— begin The input —

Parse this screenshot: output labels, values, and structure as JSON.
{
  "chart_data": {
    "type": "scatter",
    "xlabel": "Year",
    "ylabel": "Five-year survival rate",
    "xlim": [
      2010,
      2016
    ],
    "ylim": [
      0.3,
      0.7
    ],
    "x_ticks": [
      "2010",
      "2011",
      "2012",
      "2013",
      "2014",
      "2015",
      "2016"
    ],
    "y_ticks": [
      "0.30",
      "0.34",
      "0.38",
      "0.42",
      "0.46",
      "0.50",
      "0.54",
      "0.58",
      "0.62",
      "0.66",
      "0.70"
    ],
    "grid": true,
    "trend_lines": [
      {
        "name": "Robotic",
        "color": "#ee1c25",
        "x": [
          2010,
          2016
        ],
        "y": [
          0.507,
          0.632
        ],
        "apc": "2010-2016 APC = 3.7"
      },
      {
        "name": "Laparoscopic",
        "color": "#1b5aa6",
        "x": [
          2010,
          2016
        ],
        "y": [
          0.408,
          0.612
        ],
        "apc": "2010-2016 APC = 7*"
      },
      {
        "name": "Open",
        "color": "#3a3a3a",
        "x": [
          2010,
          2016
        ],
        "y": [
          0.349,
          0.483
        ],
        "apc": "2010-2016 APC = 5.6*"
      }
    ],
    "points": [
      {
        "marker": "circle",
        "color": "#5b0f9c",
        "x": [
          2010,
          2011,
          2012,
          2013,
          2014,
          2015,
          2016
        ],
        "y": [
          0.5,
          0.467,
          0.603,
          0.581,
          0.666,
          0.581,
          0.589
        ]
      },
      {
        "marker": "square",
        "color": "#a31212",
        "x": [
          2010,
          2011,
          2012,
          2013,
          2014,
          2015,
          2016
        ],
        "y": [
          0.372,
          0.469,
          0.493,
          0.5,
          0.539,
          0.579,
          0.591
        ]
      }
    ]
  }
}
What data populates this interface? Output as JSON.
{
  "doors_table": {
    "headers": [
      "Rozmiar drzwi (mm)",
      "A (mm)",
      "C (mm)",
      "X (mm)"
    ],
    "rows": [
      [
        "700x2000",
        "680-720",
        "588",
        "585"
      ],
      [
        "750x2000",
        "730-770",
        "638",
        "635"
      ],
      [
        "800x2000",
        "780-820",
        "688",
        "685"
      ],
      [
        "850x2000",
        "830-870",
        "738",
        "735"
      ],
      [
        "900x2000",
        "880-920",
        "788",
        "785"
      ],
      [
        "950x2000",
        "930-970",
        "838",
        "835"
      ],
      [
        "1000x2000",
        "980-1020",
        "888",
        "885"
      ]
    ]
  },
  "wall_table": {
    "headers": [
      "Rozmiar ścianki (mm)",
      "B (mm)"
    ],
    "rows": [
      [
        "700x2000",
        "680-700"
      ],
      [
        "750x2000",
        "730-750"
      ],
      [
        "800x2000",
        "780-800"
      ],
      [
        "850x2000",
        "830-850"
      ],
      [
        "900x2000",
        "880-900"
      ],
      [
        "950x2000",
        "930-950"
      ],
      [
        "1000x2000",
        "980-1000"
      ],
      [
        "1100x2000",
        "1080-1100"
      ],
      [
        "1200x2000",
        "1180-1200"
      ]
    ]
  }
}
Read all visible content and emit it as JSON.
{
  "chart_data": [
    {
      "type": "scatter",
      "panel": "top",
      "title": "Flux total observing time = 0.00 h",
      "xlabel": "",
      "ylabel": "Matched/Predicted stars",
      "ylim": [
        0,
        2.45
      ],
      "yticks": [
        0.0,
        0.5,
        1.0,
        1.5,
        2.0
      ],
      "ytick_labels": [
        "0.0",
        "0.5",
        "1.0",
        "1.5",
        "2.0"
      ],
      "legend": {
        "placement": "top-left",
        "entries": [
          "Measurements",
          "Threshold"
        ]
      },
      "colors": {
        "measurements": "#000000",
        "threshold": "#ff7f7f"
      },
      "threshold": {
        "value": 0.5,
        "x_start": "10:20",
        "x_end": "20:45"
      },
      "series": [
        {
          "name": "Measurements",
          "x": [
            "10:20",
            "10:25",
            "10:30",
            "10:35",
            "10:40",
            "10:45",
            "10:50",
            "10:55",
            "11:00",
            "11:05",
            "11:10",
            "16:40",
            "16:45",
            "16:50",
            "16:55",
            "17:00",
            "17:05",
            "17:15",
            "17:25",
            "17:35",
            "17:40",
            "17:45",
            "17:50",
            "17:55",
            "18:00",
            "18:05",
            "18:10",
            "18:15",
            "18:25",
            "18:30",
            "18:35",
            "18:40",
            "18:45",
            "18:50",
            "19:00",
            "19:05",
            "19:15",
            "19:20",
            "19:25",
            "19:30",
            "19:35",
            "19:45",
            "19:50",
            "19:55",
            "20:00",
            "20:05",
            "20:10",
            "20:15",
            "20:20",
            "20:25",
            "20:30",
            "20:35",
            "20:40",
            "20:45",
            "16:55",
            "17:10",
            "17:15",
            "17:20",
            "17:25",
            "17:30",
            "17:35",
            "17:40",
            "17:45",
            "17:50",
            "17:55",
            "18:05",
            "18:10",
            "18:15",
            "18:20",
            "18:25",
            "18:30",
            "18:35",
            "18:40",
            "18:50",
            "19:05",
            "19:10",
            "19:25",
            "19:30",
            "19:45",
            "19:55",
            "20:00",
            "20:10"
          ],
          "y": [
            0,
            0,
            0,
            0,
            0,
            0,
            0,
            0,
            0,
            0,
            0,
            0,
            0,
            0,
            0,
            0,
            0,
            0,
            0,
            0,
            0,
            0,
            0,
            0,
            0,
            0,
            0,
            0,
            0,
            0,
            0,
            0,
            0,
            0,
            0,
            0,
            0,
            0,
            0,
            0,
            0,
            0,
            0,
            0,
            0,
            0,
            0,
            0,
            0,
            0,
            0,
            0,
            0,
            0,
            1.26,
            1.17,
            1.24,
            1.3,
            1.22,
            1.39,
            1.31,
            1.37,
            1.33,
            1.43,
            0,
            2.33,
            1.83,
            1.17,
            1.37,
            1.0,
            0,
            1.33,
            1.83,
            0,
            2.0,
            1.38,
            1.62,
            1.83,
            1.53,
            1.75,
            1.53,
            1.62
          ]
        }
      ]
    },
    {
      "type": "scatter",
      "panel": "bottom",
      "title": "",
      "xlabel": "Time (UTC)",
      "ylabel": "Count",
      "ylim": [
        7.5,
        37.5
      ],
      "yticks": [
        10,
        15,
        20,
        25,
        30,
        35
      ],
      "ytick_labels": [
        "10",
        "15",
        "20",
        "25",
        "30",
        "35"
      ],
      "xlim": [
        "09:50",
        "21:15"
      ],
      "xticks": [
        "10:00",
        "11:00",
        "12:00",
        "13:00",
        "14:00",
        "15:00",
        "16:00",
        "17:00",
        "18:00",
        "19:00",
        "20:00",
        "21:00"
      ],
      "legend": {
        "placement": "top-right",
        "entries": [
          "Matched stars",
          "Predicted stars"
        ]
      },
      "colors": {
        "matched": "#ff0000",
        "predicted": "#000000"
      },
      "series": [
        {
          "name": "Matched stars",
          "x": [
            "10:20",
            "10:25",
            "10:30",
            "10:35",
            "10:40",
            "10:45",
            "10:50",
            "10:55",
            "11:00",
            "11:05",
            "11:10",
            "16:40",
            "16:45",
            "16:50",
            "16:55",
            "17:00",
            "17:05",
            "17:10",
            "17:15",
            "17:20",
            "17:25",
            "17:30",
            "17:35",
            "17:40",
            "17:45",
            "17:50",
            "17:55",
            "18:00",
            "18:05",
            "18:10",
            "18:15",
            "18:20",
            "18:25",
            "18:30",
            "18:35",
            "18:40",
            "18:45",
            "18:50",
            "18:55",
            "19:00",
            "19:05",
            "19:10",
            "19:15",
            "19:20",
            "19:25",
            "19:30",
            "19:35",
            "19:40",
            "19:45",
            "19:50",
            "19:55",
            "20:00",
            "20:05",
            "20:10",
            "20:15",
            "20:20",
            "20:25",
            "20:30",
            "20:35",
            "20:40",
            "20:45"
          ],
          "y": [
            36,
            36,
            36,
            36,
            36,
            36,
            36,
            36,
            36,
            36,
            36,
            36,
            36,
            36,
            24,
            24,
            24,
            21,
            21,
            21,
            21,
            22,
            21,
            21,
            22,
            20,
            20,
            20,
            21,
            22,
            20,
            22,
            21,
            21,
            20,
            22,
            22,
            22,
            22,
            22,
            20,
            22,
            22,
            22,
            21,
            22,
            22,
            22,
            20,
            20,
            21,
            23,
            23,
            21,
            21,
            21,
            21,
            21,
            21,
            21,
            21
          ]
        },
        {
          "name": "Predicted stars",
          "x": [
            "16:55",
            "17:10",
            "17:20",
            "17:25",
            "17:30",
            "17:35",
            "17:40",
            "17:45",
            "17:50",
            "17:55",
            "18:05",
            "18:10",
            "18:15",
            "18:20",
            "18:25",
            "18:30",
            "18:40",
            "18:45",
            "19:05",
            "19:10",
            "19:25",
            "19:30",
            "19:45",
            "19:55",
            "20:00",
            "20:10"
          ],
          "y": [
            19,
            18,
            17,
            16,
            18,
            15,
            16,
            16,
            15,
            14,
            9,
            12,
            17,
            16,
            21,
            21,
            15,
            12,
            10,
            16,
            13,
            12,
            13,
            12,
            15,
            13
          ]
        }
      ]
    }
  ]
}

— end The input —

## Required work
Only lines with the word "placement" should be collected from the material.

## Answer to the problem
        "placement": "top-left",
        "placement": "top-right",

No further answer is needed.